-- EXERCISE INSTRUCTIONS --
Copy every entry exactly as given, minus the images.

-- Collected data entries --
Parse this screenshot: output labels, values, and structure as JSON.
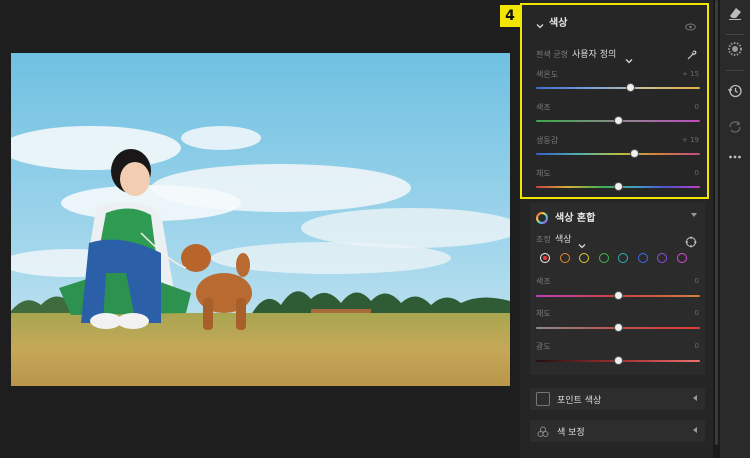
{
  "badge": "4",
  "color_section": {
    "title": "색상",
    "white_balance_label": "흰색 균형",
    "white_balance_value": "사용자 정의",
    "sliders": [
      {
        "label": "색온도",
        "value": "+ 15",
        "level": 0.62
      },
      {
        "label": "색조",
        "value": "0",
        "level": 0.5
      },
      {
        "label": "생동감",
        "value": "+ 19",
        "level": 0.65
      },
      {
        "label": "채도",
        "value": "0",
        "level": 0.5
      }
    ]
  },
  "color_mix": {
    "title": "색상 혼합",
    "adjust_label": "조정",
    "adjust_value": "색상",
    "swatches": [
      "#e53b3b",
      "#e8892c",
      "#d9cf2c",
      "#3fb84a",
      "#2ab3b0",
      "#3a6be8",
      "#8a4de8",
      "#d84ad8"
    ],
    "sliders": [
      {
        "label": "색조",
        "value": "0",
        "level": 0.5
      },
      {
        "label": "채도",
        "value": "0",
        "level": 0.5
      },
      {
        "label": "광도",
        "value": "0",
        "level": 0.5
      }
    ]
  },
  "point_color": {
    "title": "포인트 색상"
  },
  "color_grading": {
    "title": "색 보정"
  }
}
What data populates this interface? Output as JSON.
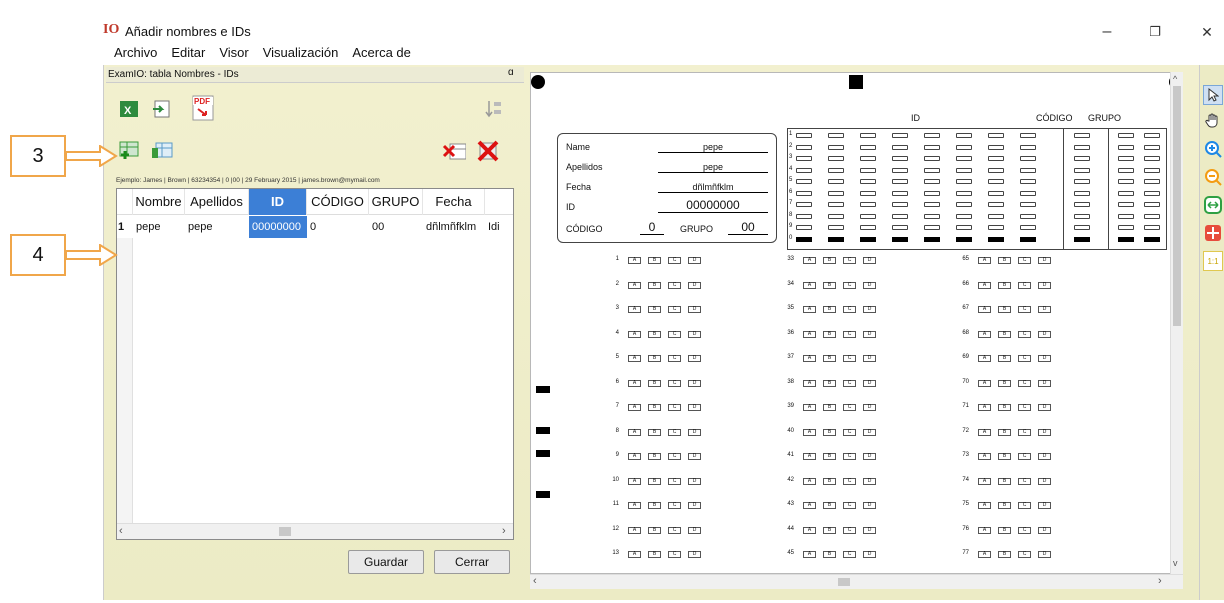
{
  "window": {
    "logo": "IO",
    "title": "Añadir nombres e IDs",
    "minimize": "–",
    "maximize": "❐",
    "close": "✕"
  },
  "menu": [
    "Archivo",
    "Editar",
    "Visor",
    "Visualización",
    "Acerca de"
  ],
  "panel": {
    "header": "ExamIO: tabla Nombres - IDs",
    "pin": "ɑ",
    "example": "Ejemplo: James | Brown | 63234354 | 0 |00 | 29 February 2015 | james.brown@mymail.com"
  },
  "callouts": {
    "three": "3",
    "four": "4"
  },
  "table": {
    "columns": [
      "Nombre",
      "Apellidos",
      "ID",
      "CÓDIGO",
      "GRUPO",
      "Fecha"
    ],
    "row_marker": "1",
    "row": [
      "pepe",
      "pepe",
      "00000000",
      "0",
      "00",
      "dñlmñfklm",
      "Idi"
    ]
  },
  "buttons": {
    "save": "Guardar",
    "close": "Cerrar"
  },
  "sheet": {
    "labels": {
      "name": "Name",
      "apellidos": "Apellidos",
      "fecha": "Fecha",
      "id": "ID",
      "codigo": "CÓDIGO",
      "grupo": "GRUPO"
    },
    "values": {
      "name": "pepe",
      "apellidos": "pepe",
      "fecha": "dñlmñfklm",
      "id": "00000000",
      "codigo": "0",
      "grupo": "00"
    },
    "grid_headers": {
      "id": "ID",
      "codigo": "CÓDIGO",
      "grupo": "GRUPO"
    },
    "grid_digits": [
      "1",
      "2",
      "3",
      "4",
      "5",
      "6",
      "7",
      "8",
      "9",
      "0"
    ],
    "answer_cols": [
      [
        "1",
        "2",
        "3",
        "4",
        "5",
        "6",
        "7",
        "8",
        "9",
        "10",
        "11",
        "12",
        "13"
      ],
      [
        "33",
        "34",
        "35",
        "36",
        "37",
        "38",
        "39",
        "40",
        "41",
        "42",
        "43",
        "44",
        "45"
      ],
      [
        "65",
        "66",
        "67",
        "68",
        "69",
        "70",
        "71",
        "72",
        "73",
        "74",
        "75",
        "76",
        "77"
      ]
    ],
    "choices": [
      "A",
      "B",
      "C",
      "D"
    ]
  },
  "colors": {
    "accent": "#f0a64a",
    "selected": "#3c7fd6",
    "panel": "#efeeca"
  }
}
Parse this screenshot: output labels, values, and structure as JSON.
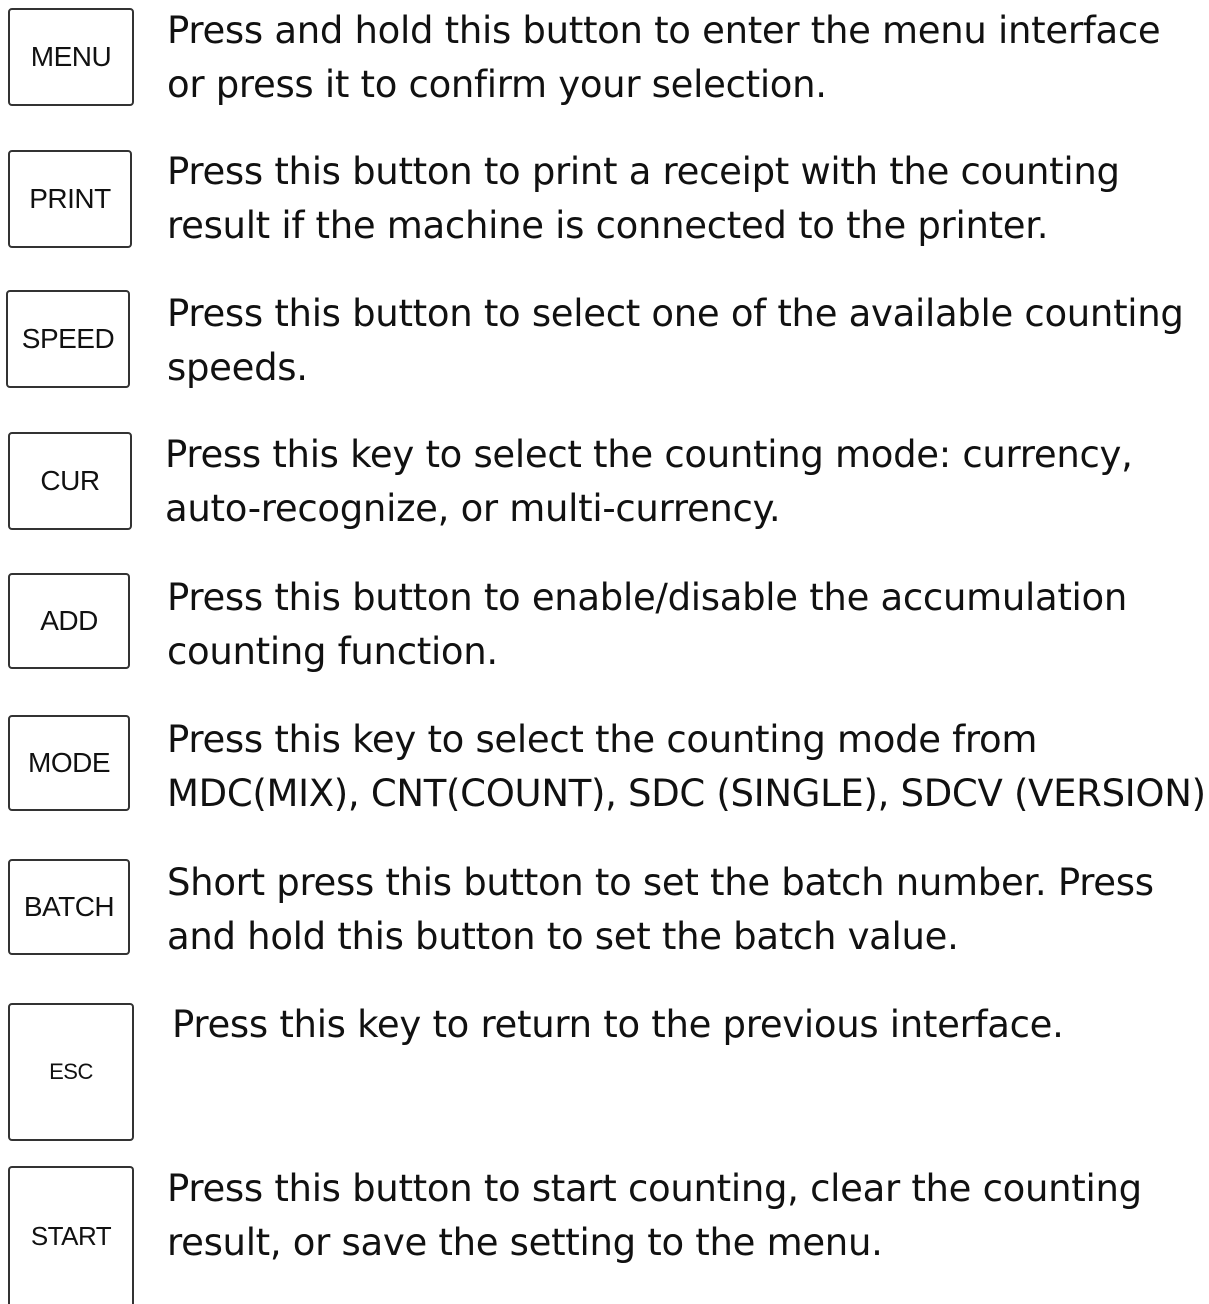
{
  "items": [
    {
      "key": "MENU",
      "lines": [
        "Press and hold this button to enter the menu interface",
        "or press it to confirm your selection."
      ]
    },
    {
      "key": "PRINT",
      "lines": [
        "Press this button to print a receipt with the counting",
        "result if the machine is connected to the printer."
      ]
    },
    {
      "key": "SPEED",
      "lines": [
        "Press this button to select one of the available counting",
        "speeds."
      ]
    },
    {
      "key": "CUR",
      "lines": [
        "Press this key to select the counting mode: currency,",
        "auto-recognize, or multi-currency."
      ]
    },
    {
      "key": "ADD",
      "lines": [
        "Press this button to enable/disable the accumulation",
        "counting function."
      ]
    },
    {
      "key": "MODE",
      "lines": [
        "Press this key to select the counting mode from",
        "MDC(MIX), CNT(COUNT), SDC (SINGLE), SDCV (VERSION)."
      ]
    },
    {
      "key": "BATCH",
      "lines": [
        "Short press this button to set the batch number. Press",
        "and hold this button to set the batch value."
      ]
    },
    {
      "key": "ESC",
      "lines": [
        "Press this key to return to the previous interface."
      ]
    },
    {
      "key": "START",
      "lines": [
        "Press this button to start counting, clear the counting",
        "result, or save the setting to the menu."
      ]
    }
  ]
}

-- CORRECT OUTPUT --
Parse this screenshot: output labels, values, and structure as JSON.
{
  "badge": "4",
  "color_section": {
    "title": "색상",
    "white_balance_label": "흰색 균형",
    "white_balance_value": "사용자 정의",
    "sliders": [
      {
        "label": "색온도",
        "value": "+ 15",
        "level": 0.62
      },
      {
        "label": "색조",
        "value": "0",
        "level": 0.5
      },
      {
        "label": "생동감",
        "value": "+ 19",
        "level": 0.65
      },
      {
        "label": "채도",
        "value": "0",
        "level": 0.5
      }
    ]
  },
  "color_mix": {
    "title": "색상 혼합",
    "adjust_label": "조정",
    "adjust_value": "색상",
    "swatches": [
      "#e53b3b",
      "#e8892c",
      "#d9cf2c",
      "#3fb84a",
      "#2ab3b0",
      "#3a6be8",
      "#8a4de8",
      "#d84ad8"
    ],
    "sliders": [
      {
        "label": "색조",
        "value": "0",
        "level": 0.5
      },
      {
        "label": "채도",
        "value": "0",
        "level": 0.5
      },
      {
        "label": "광도",
        "value": "0",
        "level": 0.5
      }
    ]
  },
  "point_color": {
    "title": "포인트 색상"
  },
  "color_grading": {
    "title": "색 보정"
  }
}
What data populates this interface? Output as JSON.
{
  "window": {
    "logo": "IO",
    "title": "Añadir nombres e IDs",
    "minimize": "–",
    "maximize": "❐",
    "close": "✕"
  },
  "menu": [
    "Archivo",
    "Editar",
    "Visor",
    "Visualización",
    "Acerca de"
  ],
  "panel": {
    "header": "ExamIO: tabla Nombres - IDs",
    "pin": "ɑ",
    "example": "Ejemplo: James | Brown | 63234354 | 0 |00 | 29 February 2015 | james.brown@mymail.com"
  },
  "callouts": {
    "three": "3",
    "four": "4"
  },
  "table": {
    "columns": [
      "Nombre",
      "Apellidos",
      "ID",
      "CÓDIGO",
      "GRUPO",
      "Fecha"
    ],
    "row_marker": "1",
    "row": [
      "pepe",
      "pepe",
      "00000000",
      "0",
      "00",
      "dñlmñfklm",
      "Idi"
    ]
  },
  "buttons": {
    "save": "Guardar",
    "close": "Cerrar"
  },
  "sheet": {
    "labels": {
      "name": "Name",
      "apellidos": "Apellidos",
      "fecha": "Fecha",
      "id": "ID",
      "codigo": "CÓDIGO",
      "grupo": "GRUPO"
    },
    "values": {
      "name": "pepe",
      "apellidos": "pepe",
      "fecha": "dñlmñfklm",
      "id": "00000000",
      "codigo": "0",
      "grupo": "00"
    },
    "grid_headers": {
      "id": "ID",
      "codigo": "CÓDIGO",
      "grupo": "GRUPO"
    },
    "grid_digits": [
      "1",
      "2",
      "3",
      "4",
      "5",
      "6",
      "7",
      "8",
      "9",
      "0"
    ],
    "answer_cols": [
      [
        "1",
        "2",
        "3",
        "4",
        "5",
        "6",
        "7",
        "8",
        "9",
        "10",
        "11",
        "12",
        "13"
      ],
      [
        "33",
        "34",
        "35",
        "36",
        "37",
        "38",
        "39",
        "40",
        "41",
        "42",
        "43",
        "44",
        "45"
      ],
      [
        "65",
        "66",
        "67",
        "68",
        "69",
        "70",
        "71",
        "72",
        "73",
        "74",
        "75",
        "76",
        "77"
      ]
    ],
    "choices": [
      "A",
      "B",
      "C",
      "D"
    ]
  },
  "colors": {
    "accent": "#f0a64a",
    "selected": "#3c7fd6",
    "panel": "#efeeca"
  }
}
Parse this screenshot: output labels, values, and structure as JSON.
{
  "items": [
    {
      "key": "MENU",
      "lines": [
        "Press and hold this button to enter the menu interface",
        "or press it to confirm your selection."
      ]
    },
    {
      "key": "PRINT",
      "lines": [
        "Press this button to print a receipt with the counting",
        "result if the machine is connected to the printer."
      ]
    },
    {
      "key": "SPEED",
      "lines": [
        "Press this button to select one of the available counting",
        "speeds."
      ]
    },
    {
      "key": "CUR",
      "lines": [
        "Press this key to select the counting mode: currency,",
        "auto-recognize, or multi-currency."
      ]
    },
    {
      "key": "ADD",
      "lines": [
        "Press this button to enable/disable the accumulation",
        "counting function."
      ]
    },
    {
      "key": "MODE",
      "lines": [
        "Press this key to select the counting mode from",
        "MDC(MIX), CNT(COUNT), SDC (SINGLE), SDCV (VERSION)."
      ]
    },
    {
      "key": "BATCH",
      "lines": [
        "Short press this button to set the batch number. Press",
        "and hold this button to set the batch value."
      ]
    },
    {
      "key": "ESC",
      "lines": [
        "Press this key to return to the previous interface."
      ]
    },
    {
      "key": "START",
      "lines": [
        "Press this button to start counting, clear the counting",
        "result, or save the setting to the menu."
      ]
    }
  ]
}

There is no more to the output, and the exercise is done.